#### Exercise inputs
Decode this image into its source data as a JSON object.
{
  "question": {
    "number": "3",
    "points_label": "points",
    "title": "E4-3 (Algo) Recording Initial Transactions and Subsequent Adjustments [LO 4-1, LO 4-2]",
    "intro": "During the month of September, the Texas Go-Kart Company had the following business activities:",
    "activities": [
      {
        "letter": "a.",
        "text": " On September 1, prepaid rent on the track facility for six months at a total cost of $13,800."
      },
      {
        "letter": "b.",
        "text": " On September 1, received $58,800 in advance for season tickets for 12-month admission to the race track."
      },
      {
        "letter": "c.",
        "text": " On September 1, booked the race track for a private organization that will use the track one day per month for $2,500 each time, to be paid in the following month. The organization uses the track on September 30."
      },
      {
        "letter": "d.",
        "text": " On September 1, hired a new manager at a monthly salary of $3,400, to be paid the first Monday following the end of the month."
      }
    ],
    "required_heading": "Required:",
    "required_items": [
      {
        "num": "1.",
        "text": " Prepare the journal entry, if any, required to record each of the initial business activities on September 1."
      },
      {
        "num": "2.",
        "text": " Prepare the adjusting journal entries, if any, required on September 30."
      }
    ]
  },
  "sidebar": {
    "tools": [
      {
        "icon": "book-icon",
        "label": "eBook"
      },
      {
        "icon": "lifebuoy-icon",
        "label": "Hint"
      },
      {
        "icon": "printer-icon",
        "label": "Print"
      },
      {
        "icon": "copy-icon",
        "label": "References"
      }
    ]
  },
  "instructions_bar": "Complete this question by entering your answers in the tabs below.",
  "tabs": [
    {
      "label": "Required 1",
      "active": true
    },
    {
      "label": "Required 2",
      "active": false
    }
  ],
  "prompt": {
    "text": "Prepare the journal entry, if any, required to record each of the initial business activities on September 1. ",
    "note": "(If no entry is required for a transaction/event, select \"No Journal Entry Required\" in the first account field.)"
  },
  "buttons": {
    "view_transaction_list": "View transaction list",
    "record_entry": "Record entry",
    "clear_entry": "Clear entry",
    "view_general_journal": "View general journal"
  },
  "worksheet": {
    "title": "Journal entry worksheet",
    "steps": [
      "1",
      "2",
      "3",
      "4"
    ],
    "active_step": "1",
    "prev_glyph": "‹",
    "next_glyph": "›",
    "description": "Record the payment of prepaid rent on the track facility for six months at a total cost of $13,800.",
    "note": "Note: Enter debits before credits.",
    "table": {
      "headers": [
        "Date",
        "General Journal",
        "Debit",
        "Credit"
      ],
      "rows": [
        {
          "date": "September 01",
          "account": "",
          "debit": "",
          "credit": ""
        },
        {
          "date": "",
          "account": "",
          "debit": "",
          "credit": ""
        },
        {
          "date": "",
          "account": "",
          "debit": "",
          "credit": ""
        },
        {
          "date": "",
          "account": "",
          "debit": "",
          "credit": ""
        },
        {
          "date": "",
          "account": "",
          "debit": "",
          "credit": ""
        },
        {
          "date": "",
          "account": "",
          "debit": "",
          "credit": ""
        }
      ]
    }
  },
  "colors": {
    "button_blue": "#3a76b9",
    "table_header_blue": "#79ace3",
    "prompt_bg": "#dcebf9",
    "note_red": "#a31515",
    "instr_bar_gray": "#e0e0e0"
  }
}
########
* [Short task]
Return all the lines that contain the string "text".

* [The result]
        "text": " On September 1, prepaid rent on the track facility for six months at a total cost of $13,800."
        "text": " On September 1, received $58,800 in advance for season tickets for 12-month admission to the race track."
        "text": " On September 1, booked the race track for a private organization that will use the track one day per month for $2,500 each time, to be paid in the following month. The organization uses the track on September 30."
        "text": " On September 1, hired a new manager at a monthly salary of $3,400, to be paid the first Monday following the end of the month."
        "text": " Prepare the journal entry, if any, required to record each of the initial business activities on September 1."
        "text": " Prepare the adjusting journal entries, if any, required on September 30."
    "text": "Prepare the journal entry, if any, required to record each of the initial business activities on September 1. ",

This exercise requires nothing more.